Problem
Extract the lines that hold the string "marker".

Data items
^^^^^^^^
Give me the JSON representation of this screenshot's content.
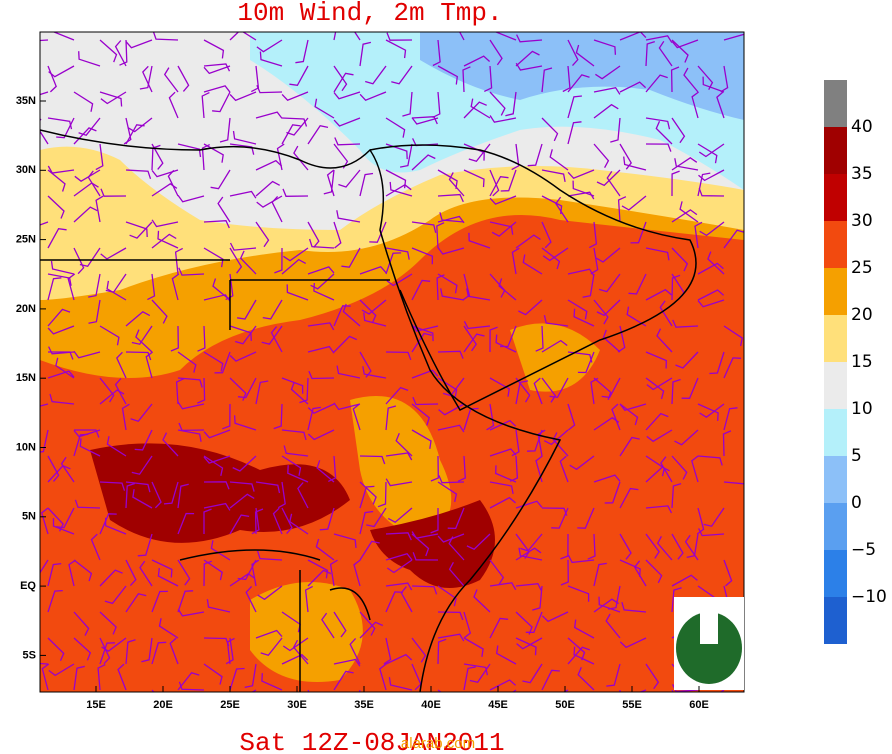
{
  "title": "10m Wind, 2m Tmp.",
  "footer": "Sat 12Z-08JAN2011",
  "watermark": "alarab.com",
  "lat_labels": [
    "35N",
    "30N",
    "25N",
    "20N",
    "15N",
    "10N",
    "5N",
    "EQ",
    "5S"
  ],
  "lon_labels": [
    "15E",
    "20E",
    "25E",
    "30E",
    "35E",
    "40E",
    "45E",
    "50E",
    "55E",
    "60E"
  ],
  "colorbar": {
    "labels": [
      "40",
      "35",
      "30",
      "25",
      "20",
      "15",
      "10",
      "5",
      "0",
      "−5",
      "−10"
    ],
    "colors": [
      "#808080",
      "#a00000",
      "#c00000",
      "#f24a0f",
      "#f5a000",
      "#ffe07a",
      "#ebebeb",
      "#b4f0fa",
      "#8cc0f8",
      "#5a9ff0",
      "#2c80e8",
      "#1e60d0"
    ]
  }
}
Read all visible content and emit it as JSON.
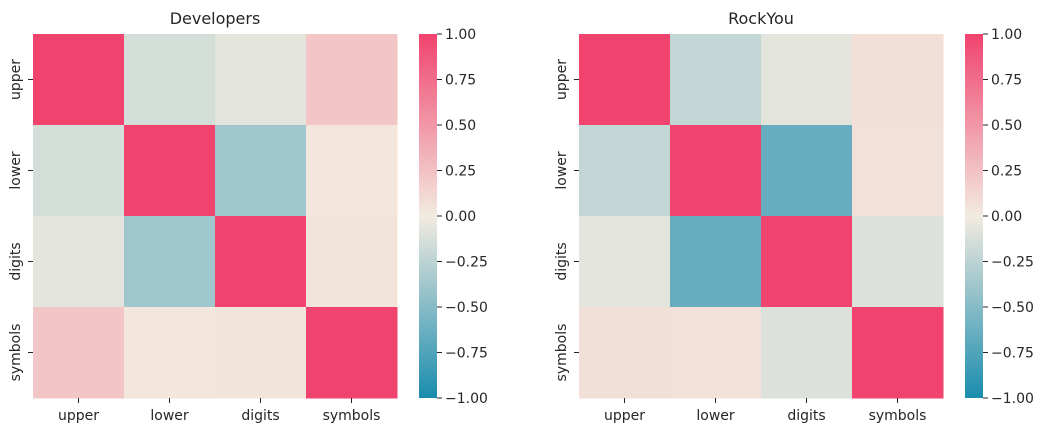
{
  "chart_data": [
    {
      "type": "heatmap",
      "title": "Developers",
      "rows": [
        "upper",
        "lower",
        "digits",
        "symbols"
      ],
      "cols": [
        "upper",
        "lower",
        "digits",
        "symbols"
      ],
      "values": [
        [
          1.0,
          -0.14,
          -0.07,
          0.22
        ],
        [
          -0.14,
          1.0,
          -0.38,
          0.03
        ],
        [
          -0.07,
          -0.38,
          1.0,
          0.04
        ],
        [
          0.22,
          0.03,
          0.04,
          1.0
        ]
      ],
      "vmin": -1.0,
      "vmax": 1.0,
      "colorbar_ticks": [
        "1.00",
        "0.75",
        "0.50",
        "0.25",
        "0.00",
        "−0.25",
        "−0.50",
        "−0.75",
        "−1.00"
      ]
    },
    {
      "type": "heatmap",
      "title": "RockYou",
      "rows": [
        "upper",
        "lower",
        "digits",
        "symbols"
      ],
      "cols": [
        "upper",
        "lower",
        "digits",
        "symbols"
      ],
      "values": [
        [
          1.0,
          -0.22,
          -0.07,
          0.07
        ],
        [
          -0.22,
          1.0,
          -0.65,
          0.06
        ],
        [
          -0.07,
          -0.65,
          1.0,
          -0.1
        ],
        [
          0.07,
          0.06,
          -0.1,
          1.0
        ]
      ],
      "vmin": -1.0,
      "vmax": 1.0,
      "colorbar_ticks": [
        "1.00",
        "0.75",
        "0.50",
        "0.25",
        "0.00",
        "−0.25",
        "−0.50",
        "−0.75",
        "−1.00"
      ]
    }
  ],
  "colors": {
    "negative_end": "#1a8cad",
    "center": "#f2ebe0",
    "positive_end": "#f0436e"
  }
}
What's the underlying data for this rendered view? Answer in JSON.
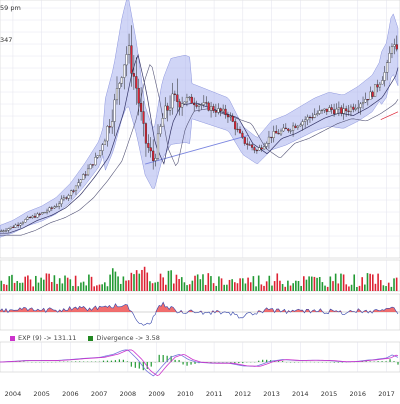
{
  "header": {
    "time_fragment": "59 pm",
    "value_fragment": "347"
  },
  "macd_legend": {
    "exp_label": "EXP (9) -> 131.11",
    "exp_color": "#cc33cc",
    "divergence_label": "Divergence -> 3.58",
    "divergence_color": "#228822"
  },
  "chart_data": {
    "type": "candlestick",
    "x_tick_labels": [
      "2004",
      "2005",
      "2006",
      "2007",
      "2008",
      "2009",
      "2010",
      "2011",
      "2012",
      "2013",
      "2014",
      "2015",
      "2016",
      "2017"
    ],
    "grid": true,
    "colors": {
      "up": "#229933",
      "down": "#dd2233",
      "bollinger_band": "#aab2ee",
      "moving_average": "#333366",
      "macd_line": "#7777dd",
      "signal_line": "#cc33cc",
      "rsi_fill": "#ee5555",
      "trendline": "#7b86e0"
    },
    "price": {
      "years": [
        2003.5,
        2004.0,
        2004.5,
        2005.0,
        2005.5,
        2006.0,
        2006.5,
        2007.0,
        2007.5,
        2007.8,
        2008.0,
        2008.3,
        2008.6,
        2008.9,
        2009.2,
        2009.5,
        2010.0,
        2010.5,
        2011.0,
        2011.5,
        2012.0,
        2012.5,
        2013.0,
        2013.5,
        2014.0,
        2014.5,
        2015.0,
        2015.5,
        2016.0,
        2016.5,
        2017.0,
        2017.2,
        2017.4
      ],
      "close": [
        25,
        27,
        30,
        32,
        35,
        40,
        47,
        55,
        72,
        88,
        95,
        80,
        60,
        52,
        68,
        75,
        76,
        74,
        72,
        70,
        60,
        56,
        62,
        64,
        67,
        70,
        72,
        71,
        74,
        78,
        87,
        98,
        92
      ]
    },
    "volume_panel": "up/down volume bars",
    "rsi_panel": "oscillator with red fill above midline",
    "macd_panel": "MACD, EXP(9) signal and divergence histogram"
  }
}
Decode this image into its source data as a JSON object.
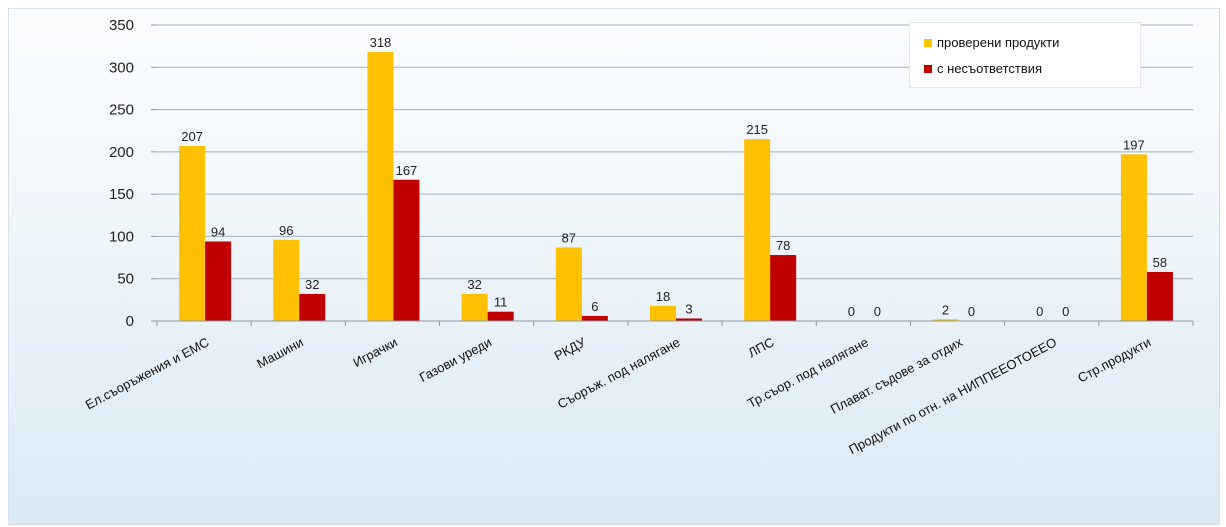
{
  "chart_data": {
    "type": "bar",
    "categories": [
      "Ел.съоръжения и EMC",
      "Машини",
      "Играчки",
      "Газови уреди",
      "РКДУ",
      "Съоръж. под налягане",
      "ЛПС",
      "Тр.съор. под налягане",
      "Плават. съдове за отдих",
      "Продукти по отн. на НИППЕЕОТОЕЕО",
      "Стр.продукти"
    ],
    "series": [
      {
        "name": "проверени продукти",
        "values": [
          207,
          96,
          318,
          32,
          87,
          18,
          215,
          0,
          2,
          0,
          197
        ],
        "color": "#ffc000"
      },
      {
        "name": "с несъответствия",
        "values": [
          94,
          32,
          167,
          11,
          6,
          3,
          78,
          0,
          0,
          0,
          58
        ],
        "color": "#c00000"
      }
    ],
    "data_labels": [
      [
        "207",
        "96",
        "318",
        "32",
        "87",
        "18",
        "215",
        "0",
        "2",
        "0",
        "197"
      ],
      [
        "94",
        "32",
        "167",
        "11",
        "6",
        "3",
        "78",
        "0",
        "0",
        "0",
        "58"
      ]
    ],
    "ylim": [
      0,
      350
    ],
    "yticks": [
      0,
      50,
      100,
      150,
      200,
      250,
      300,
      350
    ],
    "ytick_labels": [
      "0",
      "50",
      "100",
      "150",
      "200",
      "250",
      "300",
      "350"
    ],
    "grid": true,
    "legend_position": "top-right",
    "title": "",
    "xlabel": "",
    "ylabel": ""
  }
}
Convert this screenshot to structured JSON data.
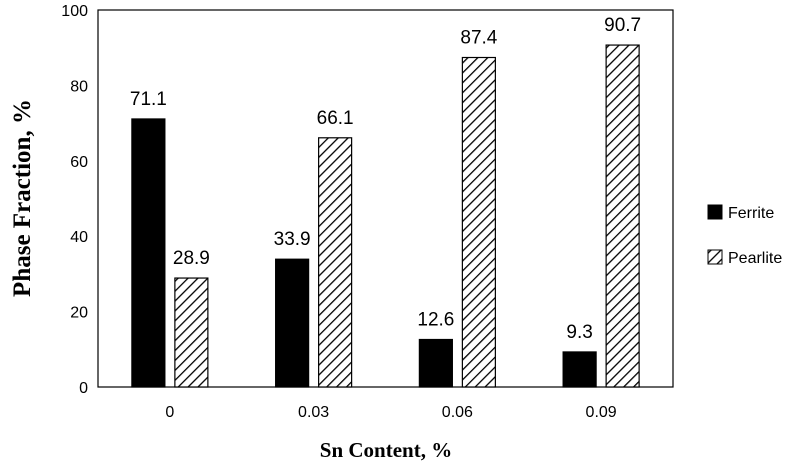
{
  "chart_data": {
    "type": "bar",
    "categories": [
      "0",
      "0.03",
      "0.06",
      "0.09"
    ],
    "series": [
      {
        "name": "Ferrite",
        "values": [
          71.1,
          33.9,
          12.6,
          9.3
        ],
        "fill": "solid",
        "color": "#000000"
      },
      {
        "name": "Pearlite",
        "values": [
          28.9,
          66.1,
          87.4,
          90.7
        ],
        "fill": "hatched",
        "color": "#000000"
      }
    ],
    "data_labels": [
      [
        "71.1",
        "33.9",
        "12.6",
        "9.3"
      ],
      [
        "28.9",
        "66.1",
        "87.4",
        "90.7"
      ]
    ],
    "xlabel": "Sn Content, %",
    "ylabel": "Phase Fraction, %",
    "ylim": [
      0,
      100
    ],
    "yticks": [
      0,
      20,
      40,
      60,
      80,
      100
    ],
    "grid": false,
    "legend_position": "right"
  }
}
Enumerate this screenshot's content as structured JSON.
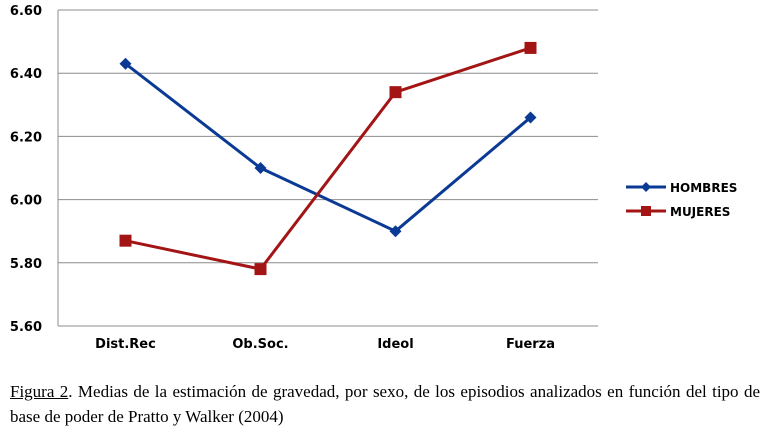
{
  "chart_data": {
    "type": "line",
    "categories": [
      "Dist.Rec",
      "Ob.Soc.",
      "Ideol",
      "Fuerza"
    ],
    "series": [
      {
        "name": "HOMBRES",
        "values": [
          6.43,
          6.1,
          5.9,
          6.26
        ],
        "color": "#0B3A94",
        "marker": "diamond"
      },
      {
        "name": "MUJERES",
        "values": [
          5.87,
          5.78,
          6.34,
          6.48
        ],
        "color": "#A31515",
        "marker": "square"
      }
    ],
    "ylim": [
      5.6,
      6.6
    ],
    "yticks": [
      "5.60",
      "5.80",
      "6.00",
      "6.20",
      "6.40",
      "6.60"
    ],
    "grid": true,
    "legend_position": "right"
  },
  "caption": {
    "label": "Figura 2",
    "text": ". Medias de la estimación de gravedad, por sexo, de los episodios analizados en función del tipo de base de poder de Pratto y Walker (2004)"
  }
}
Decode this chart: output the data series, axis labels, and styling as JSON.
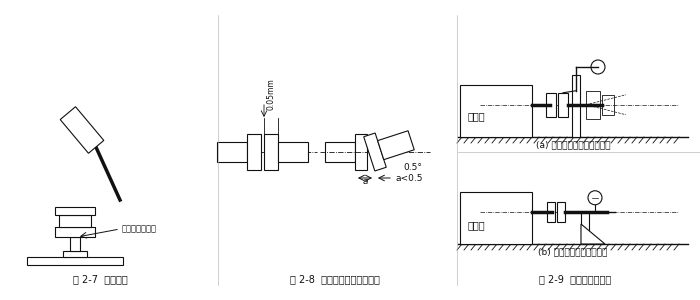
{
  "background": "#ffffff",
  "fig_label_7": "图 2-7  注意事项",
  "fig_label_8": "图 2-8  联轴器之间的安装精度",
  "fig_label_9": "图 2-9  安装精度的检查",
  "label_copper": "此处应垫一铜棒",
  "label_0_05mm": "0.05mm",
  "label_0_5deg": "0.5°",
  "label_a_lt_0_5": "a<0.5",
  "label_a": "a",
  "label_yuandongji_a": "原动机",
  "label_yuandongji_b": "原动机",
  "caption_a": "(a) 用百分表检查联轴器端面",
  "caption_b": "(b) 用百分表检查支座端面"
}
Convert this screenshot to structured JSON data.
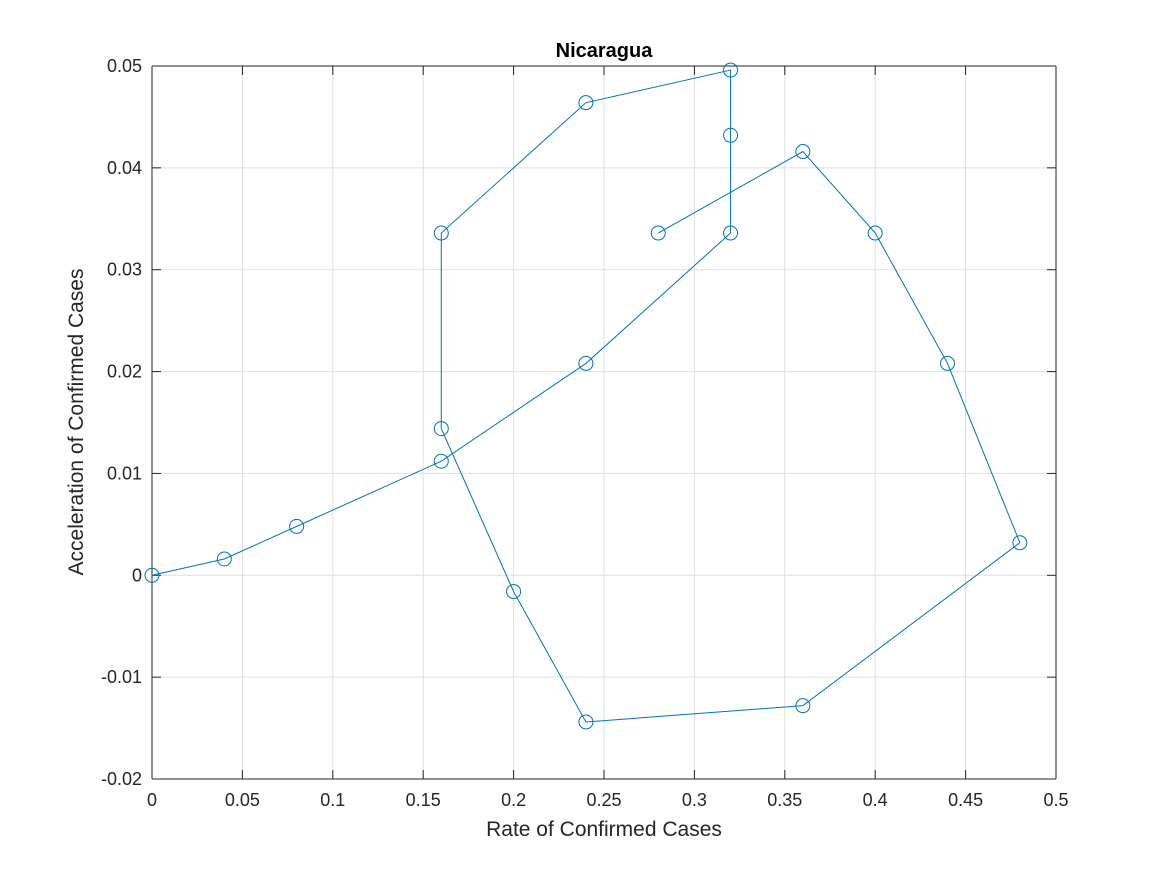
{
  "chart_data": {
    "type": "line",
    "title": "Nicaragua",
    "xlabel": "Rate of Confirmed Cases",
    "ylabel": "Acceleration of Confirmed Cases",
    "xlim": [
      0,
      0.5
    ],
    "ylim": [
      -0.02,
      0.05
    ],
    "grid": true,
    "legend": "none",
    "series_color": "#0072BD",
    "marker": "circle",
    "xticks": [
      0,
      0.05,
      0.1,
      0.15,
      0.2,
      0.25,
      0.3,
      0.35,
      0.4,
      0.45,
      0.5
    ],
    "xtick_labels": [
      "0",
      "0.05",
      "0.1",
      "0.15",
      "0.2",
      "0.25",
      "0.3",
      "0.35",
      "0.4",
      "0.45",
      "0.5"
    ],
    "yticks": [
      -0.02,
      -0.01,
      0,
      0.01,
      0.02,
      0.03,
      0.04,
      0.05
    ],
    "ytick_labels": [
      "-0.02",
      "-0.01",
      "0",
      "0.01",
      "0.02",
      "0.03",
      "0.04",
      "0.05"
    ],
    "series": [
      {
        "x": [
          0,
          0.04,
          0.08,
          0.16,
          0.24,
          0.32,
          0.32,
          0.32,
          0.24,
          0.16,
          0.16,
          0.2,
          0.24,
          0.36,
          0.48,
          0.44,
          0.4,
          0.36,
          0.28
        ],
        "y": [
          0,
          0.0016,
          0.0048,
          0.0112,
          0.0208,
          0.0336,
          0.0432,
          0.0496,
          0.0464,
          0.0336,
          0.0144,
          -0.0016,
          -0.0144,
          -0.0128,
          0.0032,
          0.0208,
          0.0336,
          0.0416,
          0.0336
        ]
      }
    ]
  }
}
^^^^^^^^
Task solution
        "marker": "diamond"
        "marker": "square"
    "marker": "circle",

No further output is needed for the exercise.